Aim
Only lines with the word "this" are needed; collect each of them from the listing below.

-- Stored data start --

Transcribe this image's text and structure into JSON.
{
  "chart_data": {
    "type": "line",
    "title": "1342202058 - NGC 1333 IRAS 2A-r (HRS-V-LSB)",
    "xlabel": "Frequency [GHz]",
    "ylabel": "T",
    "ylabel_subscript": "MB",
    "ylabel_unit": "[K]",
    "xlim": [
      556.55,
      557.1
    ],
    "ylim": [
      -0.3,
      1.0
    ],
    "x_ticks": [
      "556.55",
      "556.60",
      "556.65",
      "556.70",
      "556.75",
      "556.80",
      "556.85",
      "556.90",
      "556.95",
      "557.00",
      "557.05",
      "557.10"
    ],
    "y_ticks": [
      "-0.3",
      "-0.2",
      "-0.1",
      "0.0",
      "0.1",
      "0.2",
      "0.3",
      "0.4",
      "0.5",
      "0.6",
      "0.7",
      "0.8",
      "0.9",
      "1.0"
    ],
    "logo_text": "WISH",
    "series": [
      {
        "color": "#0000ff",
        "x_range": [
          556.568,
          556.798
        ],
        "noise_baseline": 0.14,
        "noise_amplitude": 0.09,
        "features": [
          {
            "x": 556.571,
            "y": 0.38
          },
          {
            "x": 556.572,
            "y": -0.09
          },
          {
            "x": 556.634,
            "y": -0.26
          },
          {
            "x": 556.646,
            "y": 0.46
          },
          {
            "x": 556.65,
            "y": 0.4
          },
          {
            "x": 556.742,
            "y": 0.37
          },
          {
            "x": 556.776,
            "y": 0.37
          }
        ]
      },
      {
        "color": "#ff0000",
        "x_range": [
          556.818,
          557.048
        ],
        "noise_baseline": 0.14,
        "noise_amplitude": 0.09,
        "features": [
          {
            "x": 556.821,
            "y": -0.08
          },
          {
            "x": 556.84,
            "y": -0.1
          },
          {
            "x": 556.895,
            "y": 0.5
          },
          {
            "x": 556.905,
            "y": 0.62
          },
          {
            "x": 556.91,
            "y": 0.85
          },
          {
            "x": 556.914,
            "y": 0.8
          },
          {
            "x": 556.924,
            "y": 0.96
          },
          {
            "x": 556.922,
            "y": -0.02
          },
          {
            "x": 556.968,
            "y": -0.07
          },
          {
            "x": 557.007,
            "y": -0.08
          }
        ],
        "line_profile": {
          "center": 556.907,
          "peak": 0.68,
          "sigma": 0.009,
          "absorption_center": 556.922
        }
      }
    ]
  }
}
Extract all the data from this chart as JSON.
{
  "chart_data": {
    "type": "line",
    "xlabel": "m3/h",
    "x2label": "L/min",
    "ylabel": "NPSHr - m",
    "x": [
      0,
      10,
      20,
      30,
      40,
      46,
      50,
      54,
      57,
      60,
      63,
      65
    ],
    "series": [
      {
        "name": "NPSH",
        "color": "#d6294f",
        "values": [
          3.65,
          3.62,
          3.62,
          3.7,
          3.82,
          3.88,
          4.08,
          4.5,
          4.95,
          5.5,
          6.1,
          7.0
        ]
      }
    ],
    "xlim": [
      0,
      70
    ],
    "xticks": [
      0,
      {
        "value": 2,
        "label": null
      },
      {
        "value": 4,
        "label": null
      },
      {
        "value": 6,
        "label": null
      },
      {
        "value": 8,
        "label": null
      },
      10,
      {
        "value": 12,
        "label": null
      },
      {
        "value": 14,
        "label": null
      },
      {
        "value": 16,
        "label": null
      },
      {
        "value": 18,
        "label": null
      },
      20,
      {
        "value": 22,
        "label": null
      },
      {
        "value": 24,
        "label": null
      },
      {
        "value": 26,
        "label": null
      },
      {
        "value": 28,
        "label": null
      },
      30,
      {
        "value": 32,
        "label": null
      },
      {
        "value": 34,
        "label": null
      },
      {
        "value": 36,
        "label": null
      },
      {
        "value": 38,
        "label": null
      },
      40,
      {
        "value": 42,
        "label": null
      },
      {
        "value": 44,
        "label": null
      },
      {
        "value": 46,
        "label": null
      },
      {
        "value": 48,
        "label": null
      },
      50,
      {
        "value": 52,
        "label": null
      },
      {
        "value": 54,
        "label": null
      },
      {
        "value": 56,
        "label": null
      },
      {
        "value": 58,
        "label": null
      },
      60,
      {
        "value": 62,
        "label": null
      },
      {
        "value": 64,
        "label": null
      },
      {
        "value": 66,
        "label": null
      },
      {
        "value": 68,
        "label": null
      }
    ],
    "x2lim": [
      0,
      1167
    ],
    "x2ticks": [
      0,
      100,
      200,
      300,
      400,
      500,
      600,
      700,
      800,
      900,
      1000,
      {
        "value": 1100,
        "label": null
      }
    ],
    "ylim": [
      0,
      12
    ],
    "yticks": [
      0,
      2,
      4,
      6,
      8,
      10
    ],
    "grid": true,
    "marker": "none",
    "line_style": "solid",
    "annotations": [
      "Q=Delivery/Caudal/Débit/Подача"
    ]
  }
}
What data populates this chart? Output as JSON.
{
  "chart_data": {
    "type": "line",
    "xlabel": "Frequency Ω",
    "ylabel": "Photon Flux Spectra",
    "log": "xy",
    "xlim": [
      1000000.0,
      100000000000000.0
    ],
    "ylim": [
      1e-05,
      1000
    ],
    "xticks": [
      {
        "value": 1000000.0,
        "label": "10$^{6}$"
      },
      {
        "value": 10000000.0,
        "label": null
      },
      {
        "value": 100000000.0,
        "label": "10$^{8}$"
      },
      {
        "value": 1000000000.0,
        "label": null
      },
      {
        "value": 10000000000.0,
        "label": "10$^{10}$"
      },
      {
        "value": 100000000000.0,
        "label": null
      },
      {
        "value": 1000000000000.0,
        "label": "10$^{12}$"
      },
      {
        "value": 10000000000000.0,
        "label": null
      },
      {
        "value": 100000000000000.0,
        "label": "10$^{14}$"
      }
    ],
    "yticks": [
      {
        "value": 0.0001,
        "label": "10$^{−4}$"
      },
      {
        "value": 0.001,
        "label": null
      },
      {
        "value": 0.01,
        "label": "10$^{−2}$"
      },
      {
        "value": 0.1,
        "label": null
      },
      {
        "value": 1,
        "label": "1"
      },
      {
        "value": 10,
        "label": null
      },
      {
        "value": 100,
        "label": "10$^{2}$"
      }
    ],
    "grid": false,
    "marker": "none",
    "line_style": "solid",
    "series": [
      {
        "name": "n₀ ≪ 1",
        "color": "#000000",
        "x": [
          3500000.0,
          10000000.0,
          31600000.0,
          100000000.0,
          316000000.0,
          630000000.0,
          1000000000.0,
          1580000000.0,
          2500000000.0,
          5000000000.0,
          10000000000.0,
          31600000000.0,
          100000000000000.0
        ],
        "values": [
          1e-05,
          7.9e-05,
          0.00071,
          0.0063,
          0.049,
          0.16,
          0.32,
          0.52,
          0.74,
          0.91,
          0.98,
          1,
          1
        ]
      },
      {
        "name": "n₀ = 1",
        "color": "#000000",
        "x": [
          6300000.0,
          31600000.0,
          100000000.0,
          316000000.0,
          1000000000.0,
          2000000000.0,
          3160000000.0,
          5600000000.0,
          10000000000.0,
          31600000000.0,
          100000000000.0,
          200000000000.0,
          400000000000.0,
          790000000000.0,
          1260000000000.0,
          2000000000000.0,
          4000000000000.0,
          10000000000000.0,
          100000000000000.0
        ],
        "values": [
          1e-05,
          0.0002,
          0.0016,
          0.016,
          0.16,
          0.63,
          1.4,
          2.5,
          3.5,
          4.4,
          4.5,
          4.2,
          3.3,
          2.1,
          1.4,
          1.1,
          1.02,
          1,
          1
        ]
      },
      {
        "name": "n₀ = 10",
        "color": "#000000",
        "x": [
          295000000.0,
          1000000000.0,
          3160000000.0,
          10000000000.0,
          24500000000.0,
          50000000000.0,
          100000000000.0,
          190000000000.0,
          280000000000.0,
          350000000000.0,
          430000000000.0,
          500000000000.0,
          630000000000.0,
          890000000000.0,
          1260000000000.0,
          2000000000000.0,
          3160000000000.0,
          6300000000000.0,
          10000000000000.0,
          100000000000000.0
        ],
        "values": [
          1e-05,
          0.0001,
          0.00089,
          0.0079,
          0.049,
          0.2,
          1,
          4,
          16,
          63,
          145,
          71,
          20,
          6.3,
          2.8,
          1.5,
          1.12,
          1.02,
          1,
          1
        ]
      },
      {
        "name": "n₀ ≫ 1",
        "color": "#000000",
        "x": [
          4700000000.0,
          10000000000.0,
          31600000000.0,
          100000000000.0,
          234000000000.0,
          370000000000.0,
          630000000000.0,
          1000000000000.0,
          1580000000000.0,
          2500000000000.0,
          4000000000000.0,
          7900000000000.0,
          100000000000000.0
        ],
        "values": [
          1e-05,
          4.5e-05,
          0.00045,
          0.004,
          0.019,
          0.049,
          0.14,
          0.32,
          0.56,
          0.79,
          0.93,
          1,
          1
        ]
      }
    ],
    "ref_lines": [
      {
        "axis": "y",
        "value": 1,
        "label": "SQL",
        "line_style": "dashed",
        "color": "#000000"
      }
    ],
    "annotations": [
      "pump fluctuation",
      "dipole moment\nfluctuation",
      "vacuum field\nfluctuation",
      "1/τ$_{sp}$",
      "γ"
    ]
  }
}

-- Stored data end --

Result of the task
Transcribe this image's text and structure into JSON.
Extract all the data from this chart as JSON.
What data populates this chart? Output as JSON.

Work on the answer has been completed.